------ Rows

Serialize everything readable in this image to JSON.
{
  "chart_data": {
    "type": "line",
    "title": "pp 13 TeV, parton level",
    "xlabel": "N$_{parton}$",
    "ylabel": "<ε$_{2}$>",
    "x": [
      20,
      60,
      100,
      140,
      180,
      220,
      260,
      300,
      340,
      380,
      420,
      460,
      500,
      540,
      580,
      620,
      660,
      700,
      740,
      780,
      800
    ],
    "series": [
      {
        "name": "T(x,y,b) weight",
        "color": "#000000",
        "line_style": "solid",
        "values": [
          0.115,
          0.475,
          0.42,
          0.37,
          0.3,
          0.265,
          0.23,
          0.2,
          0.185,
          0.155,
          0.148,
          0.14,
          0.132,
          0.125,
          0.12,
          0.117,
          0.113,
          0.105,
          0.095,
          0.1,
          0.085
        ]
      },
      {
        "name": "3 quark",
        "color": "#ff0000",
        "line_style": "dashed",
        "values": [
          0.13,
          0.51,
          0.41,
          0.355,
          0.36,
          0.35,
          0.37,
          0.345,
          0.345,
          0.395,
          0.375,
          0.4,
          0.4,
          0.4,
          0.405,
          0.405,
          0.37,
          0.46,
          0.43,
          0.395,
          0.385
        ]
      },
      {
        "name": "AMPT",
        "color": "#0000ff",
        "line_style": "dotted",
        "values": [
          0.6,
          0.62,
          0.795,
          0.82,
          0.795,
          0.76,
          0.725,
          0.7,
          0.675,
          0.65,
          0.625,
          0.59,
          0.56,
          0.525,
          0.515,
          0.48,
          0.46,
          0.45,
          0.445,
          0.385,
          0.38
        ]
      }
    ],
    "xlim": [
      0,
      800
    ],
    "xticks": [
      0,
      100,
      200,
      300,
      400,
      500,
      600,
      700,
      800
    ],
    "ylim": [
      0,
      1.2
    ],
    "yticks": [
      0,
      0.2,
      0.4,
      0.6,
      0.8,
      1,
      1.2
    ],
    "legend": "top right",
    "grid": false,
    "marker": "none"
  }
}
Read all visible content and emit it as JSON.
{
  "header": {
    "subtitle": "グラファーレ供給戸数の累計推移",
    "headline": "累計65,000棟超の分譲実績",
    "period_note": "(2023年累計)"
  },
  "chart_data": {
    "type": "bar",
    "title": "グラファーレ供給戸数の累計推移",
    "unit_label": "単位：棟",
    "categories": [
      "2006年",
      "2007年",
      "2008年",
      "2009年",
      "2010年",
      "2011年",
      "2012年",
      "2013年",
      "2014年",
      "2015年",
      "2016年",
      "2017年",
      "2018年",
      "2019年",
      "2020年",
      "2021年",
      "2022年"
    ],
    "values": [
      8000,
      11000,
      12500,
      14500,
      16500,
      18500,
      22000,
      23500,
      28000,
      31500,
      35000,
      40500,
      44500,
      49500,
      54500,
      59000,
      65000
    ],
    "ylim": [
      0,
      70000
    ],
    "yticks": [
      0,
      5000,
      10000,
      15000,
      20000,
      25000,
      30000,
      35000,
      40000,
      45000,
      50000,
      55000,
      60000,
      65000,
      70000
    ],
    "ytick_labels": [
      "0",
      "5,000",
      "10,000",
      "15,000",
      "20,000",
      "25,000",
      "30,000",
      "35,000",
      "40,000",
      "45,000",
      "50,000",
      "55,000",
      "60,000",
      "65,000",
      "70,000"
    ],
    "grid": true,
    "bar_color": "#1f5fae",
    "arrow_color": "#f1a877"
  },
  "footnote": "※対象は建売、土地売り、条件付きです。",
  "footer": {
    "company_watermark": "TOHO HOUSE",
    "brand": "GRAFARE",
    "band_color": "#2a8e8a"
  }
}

------------

● Work to be completed: Pick out the lines containing the word "name" and show them.

● Answer for this exercise:
        "name": "T(x,y,b) weight",
        "name": "3 quark",
        "name": "AMPT",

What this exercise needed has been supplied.